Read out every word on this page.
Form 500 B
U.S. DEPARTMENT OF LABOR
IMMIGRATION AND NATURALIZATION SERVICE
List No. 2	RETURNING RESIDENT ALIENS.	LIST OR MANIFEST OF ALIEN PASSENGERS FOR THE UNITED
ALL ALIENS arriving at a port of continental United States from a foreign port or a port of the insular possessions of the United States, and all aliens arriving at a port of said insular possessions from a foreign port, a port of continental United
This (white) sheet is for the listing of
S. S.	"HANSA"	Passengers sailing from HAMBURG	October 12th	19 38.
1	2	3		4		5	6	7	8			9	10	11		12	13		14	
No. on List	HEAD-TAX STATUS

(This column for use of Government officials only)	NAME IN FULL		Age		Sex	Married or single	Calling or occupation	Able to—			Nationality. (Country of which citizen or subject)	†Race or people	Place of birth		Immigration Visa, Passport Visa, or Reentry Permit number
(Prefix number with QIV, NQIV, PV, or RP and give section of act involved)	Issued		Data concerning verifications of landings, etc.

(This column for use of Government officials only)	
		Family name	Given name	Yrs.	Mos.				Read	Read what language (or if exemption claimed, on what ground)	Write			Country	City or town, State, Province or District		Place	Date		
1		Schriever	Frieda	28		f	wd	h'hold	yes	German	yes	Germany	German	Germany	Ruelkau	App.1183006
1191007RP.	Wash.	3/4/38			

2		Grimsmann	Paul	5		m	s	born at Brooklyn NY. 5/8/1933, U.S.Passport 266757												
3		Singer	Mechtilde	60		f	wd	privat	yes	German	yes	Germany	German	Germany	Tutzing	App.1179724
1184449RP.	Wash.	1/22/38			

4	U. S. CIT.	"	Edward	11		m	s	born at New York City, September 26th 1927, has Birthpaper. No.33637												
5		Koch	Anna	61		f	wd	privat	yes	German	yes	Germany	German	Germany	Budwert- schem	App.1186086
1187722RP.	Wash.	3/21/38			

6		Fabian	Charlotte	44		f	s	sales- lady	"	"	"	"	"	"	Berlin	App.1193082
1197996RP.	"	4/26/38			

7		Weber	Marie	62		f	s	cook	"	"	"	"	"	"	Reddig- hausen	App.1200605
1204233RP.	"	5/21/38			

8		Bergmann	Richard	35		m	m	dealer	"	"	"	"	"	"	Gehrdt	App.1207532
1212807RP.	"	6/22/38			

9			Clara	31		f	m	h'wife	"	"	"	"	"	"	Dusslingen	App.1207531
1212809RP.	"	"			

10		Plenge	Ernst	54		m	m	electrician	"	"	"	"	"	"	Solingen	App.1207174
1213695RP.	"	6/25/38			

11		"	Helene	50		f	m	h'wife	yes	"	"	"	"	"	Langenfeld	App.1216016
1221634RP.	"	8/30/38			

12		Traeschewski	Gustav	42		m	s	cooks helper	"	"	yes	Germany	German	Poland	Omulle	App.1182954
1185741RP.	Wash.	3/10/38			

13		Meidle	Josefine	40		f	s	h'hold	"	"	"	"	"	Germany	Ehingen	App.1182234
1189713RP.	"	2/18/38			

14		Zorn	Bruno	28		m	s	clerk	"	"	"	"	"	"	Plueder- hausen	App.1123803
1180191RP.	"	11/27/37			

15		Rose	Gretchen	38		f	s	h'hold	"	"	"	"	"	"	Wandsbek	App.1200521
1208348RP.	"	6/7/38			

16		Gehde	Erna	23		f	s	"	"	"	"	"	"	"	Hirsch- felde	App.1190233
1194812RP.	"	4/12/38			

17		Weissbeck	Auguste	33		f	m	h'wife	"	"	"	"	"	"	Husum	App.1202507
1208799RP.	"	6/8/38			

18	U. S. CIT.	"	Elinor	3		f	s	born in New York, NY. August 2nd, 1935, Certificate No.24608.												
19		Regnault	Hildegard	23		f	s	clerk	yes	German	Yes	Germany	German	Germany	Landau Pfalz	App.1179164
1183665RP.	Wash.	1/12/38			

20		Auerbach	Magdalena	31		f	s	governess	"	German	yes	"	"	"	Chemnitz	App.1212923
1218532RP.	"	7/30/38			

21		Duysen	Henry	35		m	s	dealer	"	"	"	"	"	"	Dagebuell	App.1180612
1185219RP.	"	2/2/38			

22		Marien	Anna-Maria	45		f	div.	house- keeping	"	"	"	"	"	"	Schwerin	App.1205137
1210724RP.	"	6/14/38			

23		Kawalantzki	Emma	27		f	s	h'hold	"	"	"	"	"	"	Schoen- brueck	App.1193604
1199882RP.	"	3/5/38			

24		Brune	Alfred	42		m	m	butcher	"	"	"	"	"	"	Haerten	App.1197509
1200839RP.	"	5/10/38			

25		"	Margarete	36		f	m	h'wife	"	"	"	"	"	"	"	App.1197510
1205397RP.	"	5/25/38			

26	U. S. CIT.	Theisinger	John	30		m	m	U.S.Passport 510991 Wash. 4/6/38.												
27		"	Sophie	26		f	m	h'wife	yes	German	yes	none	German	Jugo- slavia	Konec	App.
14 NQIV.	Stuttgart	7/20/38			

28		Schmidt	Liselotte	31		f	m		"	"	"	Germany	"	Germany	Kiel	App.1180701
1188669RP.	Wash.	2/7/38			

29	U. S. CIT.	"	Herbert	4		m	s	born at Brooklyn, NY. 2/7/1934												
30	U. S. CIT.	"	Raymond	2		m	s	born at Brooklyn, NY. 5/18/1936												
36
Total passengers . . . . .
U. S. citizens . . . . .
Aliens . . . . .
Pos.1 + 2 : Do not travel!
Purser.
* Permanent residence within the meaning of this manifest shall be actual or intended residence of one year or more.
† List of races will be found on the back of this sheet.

• • • •

## WHAT THE TASK REQUIRES
Restate the data above word for word, please.

## REPLY
Read out every word on this page.
Form 500 B
U.S. DEPARTMENT OF LABOR
IMMIGRATION AND NATURALIZATION SERVICE
List No. 2	RETURNING RESIDENT ALIENS.	LIST OR MANIFEST OF ALIEN PASSENGERS FOR THE UNITED
ALL ALIENS arriving at a port of continental United States from a foreign port or a port of the insular possessions of the United States, and all aliens arriving at a port of said insular possessions from a foreign port, a port of continental United
This (white) sheet is for the listing of
S. S.	"HANSA"	Passengers sailing from HAMBURG	October 12th	19 38.
1	2	3		4		5	6	7	8			9	10	11		12	13		14	
No. on List	HEAD-TAX STATUS

(This column for use of Government officials only)	NAME IN FULL		Age		Sex	Married or single	Calling or occupation	Able to—			Nationality. (Country of which citizen or subject)	†Race or people	Place of birth		Immigration Visa, Passport Visa, or Reentry Permit number
(Prefix number with QIV, NQIV, PV, or RP and give section of act involved)	Issued		Data concerning verifications of landings, etc.

(This column for use of Government officials only)	
		Family name	Given name	Yrs.	Mos.				Read	Read what language (or if exemption claimed, on what ground)	Write			Country	City or town, State, Province or District		Place	Date		
1		Schriever	Frieda	28		f	wd	h'hold	yes	German	yes	Germany	German	Germany	Ruelkau	App.1183006
1191007RP.	Wash.	3/4/38			

2		Grimsmann	Paul	5		m	s	born at Brooklyn NY. 5/8/1933, U.S.Passport 266757												
3		Singer	Mechtilde	60		f	wd	privat	yes	German	yes	Germany	German	Germany	Tutzing	App.1179724
1184449RP.	Wash.	1/22/38			

4	U. S. CIT.	"	Edward	11		m	s	born at New York City, September 26th 1927, has Birthpaper. No.33637												
5		Koch	Anna	61		f	wd	privat	yes	German	yes	Germany	German	Germany	Budwert- schem	App.1186086
1187722RP.	Wash.	3/21/38			

6		Fabian	Charlotte	44		f	s	sales- lady	"	"	"	"	"	"	Berlin	App.1193082
1197996RP.	"	4/26/38			

7		Weber	Marie	62		f	s	cook	"	"	"	"	"	"	Reddig- hausen	App.1200605
1204233RP.	"	5/21/38			

8		Bergmann	Richard	35		m	m	dealer	"	"	"	"	"	"	Gehrdt	App.1207532
1212807RP.	"	6/22/38			

9			Clara	31		f	m	h'wife	"	"	"	"	"	"	Dusslingen	App.1207531
1212809RP.	"	"			

10		Plenge	Ernst	54		m	m	electrician	"	"	"	"	"	"	Solingen	App.1207174
1213695RP.	"	6/25/38			

11		"	Helene	50		f	m	h'wife	yes	"	"	"	"	"	Langenfeld	App.1216016
1221634RP.	"	8/30/38			

12		Traeschewski	Gustav	42		m	s	cooks helper	"	"	yes	Germany	German	Poland	Omulle	App.1182954
1185741RP.	Wash.	3/10/38			

13		Meidle	Josefine	40		f	s	h'hold	"	"	"	"	"	Germany	Ehingen	App.1182234
1189713RP.	"	2/18/38			

14		Zorn	Bruno	28		m	s	clerk	"	"	"	"	"	"	Plueder- hausen	App.1123803
1180191RP.	"	11/27/37			

15		Rose	Gretchen	38		f	s	h'hold	"	"	"	"	"	"	Wandsbek	App.1200521
1208348RP.	"	6/7/38			

16		Gehde	Erna	23		f	s	"	"	"	"	"	"	"	Hirsch- felde	App.1190233
1194812RP.	"	4/12/38			

17		Weissbeck	Auguste	33		f	m	h'wife	"	"	"	"	"	"	Husum	App.1202507
1208799RP.	"	6/8/38			

18	U. S. CIT.	"	Elinor	3		f	s	born in New York, NY. August 2nd, 1935, Certificate No.24608.												
19		Regnault	Hildegard	23		f	s	clerk	yes	German	Yes	Germany	German	Germany	Landau Pfalz	App.1179164
1183665RP.	Wash.	1/12/38			

20		Auerbach	Magdalena	31		f	s	governess	"	German	yes	"	"	"	Chemnitz	App.1212923
1218532RP.	"	7/30/38			

21		Duysen	Henry	35		m	s	dealer	"	"	"	"	"	"	Dagebuell	App.1180612
1185219RP.	"	2/2/38			

22		Marien	Anna-Maria	45		f	div.	house- keeping	"	"	"	"	"	"	Schwerin	App.1205137
1210724RP.	"	6/14/38			

23		Kawalantzki	Emma	27		f	s	h'hold	"	"	"	"	"	"	Schoen- brueck	App.1193604
1199882RP.	"	3/5/38			

24		Brune	Alfred	42		m	m	butcher	"	"	"	"	"	"	Haerten	App.1197509
1200839RP.	"	5/10/38			

25		"	Margarete	36		f	m	h'wife	"	"	"	"	"	"	"	App.1197510
1205397RP.	"	5/25/38			

26	U. S. CIT.	Theisinger	John	30		m	m	U.S.Passport 510991 Wash. 4/6/38.												
27		"	Sophie	26		f	m	h'wife	yes	German	yes	none	German	Jugo- slavia	Konec	App.
14 NQIV.	Stuttgart	7/20/38			

28		Schmidt	Liselotte	31		f	m		"	"	"	Germany	"	Germany	Kiel	App.1180701
1188669RP.	Wash.	2/7/38			

29	U. S. CIT.	"	Herbert	4		m	s	born at Brooklyn, NY. 2/7/1934												
30	U. S. CIT.	"	Raymond	2		m	s	born at Brooklyn, NY. 5/18/1936												
36
Total passengers . . . . .
U. S. citizens . . . . .
Aliens . . . . .
Pos.1 + 2 : Do not travel!
Purser.
* Permanent residence within the meaning of this manifest shall be actual or intended residence of one year or more.
† List of races will be found on the back of this sheet.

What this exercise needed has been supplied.